Saved data entries:

— Begin —

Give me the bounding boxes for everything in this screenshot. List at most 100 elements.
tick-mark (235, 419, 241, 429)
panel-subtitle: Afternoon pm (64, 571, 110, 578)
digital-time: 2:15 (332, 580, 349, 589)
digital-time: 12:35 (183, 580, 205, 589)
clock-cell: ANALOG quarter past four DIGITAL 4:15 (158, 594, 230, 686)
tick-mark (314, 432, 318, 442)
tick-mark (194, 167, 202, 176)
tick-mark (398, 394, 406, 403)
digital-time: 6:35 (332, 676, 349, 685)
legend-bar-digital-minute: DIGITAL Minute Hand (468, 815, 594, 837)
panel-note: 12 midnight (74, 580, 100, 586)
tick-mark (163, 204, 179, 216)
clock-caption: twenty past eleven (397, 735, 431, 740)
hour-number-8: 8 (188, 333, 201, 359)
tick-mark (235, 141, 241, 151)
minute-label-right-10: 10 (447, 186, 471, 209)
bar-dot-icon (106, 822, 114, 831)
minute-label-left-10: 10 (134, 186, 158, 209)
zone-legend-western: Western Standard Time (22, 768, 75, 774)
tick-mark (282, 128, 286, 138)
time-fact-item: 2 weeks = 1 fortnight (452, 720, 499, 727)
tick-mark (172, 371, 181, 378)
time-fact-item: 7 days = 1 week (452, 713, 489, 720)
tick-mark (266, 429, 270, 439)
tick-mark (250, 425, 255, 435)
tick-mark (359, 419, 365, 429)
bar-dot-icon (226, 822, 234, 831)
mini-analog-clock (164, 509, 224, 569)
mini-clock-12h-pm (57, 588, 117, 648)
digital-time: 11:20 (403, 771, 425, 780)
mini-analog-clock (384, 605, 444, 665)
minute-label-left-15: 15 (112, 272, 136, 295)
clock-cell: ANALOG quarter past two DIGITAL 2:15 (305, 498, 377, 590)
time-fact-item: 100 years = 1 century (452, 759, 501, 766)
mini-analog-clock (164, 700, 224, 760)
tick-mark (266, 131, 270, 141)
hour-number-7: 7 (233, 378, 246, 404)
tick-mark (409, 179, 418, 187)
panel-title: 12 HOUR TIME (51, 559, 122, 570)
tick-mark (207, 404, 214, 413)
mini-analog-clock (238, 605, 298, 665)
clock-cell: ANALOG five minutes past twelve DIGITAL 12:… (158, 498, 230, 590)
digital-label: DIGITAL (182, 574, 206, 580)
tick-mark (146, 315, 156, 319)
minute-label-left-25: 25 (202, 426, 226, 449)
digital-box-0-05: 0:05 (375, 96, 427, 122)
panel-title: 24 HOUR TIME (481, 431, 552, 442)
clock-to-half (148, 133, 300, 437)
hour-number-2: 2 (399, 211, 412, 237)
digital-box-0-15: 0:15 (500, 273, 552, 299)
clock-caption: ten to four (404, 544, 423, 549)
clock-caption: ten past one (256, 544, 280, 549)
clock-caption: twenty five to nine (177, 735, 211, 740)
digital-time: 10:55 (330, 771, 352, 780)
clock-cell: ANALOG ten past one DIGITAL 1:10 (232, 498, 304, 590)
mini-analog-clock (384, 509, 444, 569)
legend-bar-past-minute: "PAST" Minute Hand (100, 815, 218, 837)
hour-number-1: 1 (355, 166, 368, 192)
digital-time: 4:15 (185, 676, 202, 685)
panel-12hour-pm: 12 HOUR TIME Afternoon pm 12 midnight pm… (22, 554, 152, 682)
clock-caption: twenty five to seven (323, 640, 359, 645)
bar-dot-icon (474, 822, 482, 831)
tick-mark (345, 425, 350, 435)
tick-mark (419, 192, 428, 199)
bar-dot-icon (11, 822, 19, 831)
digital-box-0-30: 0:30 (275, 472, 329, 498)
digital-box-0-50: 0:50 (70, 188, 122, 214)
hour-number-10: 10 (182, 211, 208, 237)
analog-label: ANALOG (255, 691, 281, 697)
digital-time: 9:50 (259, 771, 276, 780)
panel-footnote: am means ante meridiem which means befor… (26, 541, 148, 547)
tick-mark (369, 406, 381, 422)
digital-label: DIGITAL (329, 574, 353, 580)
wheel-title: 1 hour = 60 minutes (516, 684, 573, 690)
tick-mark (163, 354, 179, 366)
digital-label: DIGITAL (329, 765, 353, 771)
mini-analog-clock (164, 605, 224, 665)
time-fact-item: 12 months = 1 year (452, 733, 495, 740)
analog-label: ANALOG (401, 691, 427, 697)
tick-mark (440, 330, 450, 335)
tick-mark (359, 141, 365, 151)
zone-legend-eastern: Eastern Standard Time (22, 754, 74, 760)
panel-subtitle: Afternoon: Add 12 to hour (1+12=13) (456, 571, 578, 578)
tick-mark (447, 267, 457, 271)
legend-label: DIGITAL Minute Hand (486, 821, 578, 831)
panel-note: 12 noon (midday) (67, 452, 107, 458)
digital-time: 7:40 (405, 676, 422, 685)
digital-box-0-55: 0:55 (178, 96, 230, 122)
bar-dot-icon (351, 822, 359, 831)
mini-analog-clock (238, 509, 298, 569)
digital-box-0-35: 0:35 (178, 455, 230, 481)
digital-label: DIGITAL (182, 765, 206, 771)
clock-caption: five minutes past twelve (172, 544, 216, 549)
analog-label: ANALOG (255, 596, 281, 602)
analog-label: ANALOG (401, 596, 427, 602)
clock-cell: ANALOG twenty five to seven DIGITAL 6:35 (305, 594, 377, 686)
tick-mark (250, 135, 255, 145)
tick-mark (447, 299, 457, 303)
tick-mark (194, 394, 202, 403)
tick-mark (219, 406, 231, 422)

— End —

- [Task statement] Can you print the saved data above line for line, with no changes?

- [Correct response]
Give me the bounding boxes for everything in this screenshot. List at most 100 elements.
tick-mark (235, 419, 241, 429)
panel-subtitle: Afternoon pm (64, 571, 110, 578)
digital-time: 2:15 (332, 580, 349, 589)
digital-time: 12:35 (183, 580, 205, 589)
clock-cell: ANALOG quarter past four DIGITAL 4:15 (158, 594, 230, 686)
tick-mark (314, 432, 318, 442)
tick-mark (194, 167, 202, 176)
tick-mark (398, 394, 406, 403)
digital-time: 6:35 (332, 676, 349, 685)
legend-bar-digital-minute: DIGITAL Minute Hand (468, 815, 594, 837)
panel-note: 12 midnight (74, 580, 100, 586)
tick-mark (163, 204, 179, 216)
clock-caption: twenty past eleven (397, 735, 431, 740)
hour-number-8: 8 (188, 333, 201, 359)
tick-mark (235, 141, 241, 151)
minute-label-right-10: 10 (447, 186, 471, 209)
bar-dot-icon (106, 822, 114, 831)
minute-label-left-10: 10 (134, 186, 158, 209)
zone-legend-western: Western Standard Time (22, 768, 75, 774)
tick-mark (282, 128, 286, 138)
time-fact-item: 2 weeks = 1 fortnight (452, 720, 499, 727)
tick-mark (172, 371, 181, 378)
time-fact-item: 7 days = 1 week (452, 713, 489, 720)
tick-mark (266, 429, 270, 439)
tick-mark (250, 425, 255, 435)
tick-mark (359, 419, 365, 429)
bar-dot-icon (226, 822, 234, 831)
mini-analog-clock (164, 509, 224, 569)
mini-clock-12h-pm (57, 588, 117, 648)
digital-time: 11:20 (403, 771, 425, 780)
mini-analog-clock (384, 605, 444, 665)
minute-label-left-15: 15 (112, 272, 136, 295)
clock-cell: ANALOG quarter past two DIGITAL 2:15 (305, 498, 377, 590)
time-fact-item: 100 years = 1 century (452, 759, 501, 766)
mini-analog-clock (164, 700, 224, 760)
tick-mark (266, 131, 270, 141)
hour-number-7: 7 (233, 378, 246, 404)
tick-mark (409, 179, 418, 187)
panel-title: 12 HOUR TIME (51, 559, 122, 570)
tick-mark (207, 404, 214, 413)
mini-analog-clock (238, 605, 298, 665)
clock-cell: ANALOG five minutes past twelve DIGITAL 12:… (158, 498, 230, 590)
digital-label: DIGITAL (182, 574, 206, 580)
tick-mark (146, 315, 156, 319)
minute-label-left-25: 25 (202, 426, 226, 449)
digital-box-0-05: 0:05 (375, 96, 427, 122)
panel-title: 24 HOUR TIME (481, 431, 552, 442)
clock-to-half (148, 133, 300, 437)
hour-number-2: 2 (399, 211, 412, 237)
digital-box-0-15: 0:15 (500, 273, 552, 299)
clock-caption: ten to four (404, 544, 423, 549)
clock-caption: ten past one (256, 544, 280, 549)
clock-caption: twenty five to nine (177, 735, 211, 740)
digital-time: 10:55 (330, 771, 352, 780)
clock-cell: ANALOG ten past one DIGITAL 1:10 (232, 498, 304, 590)
mini-analog-clock (384, 509, 444, 569)
legend-bar-past-minute: "PAST" Minute Hand (100, 815, 218, 837)
hour-number-1: 1 (355, 166, 368, 192)
digital-time: 4:15 (185, 676, 202, 685)
panel-12hour-pm: 12 HOUR TIME Afternoon pm 12 midnight pm… (22, 554, 152, 682)
clock-caption: twenty five to seven (323, 640, 359, 645)
bar-dot-icon (474, 822, 482, 831)
tick-mark (345, 425, 350, 435)
tick-mark (419, 192, 428, 199)
bar-dot-icon (11, 822, 19, 831)
digital-box-0-30: 0:30 (275, 472, 329, 498)
digital-box-0-50: 0:50 (70, 188, 122, 214)
hour-number-10: 10 (182, 211, 208, 237)
analog-label: ANALOG (255, 691, 281, 697)
digital-time: 9:50 (259, 771, 276, 780)
panel-footnote: am means ante meridiem which means befor… (26, 541, 148, 547)
tick-mark (369, 406, 381, 422)
digital-label: DIGITAL (329, 574, 353, 580)
wheel-title: 1 hour = 60 minutes (516, 684, 573, 690)
tick-mark (163, 354, 179, 366)
digital-label: DIGITAL (329, 765, 353, 771)
mini-analog-clock (164, 605, 224, 665)
time-fact-item: 12 months = 1 year (452, 733, 495, 740)
analog-label: ANALOG (401, 691, 427, 697)
tick-mark (440, 330, 450, 335)
tick-mark (359, 141, 365, 151)
zone-legend-eastern: Eastern Standard Time (22, 754, 74, 760)
panel-subtitle: Afternoon: Add 12 to hour (1+12=13) (456, 571, 578, 578)
tick-mark (447, 267, 457, 271)
legend-label: DIGITAL Minute Hand (486, 821, 578, 831)
panel-note: 12 noon (midday) (67, 452, 107, 458)
digital-time: 7:40 (405, 676, 422, 685)
digital-box-0-55: 0:55 (178, 96, 230, 122)
bar-dot-icon (351, 822, 359, 831)
mini-analog-clock (238, 509, 298, 569)
digital-box-0-35: 0:35 (178, 455, 230, 481)
digital-label: DIGITAL (182, 765, 206, 771)
clock-caption: five minutes past twelve (172, 544, 216, 549)
analog-label: ANALOG (255, 596, 281, 602)
analog-label: ANALOG (401, 596, 427, 602)
clock-cell: ANALOG twenty five to seven DIGITAL 6:35 (305, 594, 377, 686)
tick-mark (250, 135, 255, 145)
tick-mark (447, 299, 457, 303)
tick-mark (194, 394, 202, 403)
tick-mark (219, 406, 231, 422)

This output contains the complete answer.